• Records for this exercise
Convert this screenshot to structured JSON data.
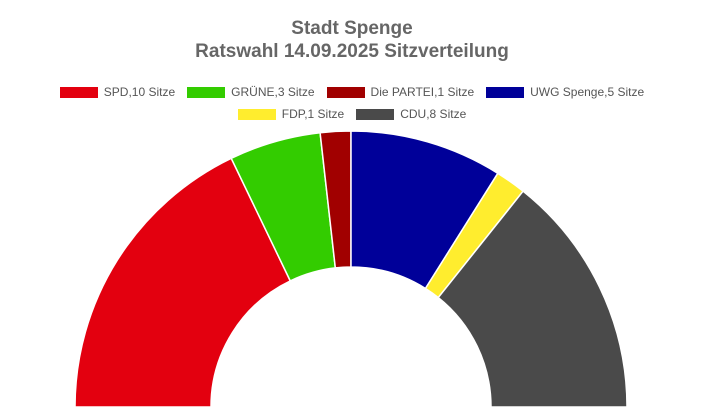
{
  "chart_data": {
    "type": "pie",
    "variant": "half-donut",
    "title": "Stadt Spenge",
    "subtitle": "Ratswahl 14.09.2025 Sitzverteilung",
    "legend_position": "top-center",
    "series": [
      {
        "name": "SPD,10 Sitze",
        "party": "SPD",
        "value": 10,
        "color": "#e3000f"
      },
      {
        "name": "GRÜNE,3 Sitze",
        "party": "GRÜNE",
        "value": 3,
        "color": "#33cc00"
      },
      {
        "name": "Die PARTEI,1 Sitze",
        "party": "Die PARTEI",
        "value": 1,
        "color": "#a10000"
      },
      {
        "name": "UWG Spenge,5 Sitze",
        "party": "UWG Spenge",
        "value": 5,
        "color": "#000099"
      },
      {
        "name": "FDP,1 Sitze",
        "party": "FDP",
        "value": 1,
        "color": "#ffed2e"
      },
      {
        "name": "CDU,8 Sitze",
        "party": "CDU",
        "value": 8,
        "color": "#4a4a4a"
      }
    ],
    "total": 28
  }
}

* * *

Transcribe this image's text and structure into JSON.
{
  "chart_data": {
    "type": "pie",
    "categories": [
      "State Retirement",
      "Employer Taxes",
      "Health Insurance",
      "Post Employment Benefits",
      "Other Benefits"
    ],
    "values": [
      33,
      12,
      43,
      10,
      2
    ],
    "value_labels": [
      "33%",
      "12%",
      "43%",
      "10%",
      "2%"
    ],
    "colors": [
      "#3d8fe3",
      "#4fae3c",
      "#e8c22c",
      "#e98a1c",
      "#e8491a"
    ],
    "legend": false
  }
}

---

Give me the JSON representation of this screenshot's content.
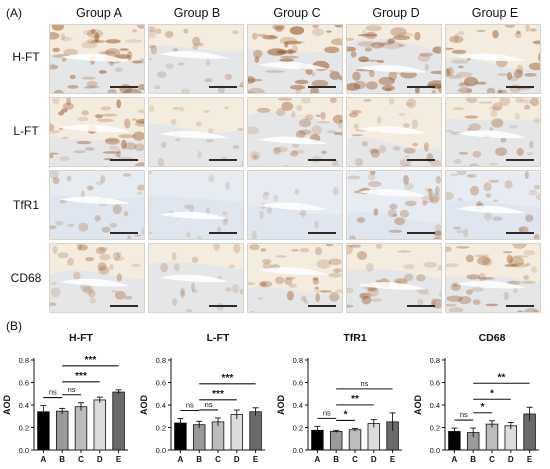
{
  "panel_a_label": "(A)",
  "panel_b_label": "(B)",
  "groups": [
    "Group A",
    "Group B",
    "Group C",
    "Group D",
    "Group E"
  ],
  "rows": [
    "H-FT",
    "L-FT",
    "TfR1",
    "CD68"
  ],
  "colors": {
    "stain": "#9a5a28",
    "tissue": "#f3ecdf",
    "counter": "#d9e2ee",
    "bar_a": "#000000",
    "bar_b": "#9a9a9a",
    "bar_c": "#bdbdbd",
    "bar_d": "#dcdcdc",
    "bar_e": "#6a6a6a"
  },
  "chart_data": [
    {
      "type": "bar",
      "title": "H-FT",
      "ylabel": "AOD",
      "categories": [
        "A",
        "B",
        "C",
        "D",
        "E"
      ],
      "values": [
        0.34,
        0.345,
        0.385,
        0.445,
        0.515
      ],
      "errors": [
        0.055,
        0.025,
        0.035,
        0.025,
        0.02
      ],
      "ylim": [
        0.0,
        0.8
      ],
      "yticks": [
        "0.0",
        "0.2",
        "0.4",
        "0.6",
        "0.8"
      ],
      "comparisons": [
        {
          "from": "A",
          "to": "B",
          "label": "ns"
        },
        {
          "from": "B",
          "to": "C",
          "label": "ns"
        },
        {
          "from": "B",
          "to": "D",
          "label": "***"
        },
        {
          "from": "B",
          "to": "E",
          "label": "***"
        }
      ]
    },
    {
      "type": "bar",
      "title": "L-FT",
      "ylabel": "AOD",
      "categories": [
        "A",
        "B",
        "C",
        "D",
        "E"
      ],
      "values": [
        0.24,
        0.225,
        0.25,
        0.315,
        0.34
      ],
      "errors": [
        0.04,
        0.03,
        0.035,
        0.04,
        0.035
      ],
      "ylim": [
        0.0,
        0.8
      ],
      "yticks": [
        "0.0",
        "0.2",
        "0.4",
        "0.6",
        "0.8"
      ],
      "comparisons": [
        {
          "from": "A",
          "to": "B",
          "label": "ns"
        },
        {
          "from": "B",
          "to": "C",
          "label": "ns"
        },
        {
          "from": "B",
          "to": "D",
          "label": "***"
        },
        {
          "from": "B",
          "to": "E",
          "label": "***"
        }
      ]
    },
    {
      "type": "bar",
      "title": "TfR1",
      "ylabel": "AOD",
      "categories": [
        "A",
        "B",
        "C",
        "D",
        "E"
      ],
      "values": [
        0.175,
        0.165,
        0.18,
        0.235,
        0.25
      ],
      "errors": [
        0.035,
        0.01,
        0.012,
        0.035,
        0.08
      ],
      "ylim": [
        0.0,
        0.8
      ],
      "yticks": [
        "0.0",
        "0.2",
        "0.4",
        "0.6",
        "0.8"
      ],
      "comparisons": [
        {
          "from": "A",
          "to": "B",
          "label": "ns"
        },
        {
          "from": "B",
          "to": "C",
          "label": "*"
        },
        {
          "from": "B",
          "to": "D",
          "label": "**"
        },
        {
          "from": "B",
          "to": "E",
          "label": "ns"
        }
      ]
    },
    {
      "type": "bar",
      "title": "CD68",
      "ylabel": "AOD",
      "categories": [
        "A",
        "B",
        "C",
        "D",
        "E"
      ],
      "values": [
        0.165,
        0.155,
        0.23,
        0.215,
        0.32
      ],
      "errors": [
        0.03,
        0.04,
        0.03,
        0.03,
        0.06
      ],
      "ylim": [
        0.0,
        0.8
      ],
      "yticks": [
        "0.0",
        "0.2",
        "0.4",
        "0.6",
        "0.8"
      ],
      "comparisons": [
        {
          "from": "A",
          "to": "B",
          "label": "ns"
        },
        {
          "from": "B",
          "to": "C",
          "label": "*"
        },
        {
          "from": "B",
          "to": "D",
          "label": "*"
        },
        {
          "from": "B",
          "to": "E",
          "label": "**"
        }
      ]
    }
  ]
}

• Task to carry out
From the listing above, pick out each line where the word "JSON" appears.

• Correct output
Convert this screenshot to structured JSON data.
Transcribe this image's text and structure into JSON.
Give me the JSON representation of this screenshot's content.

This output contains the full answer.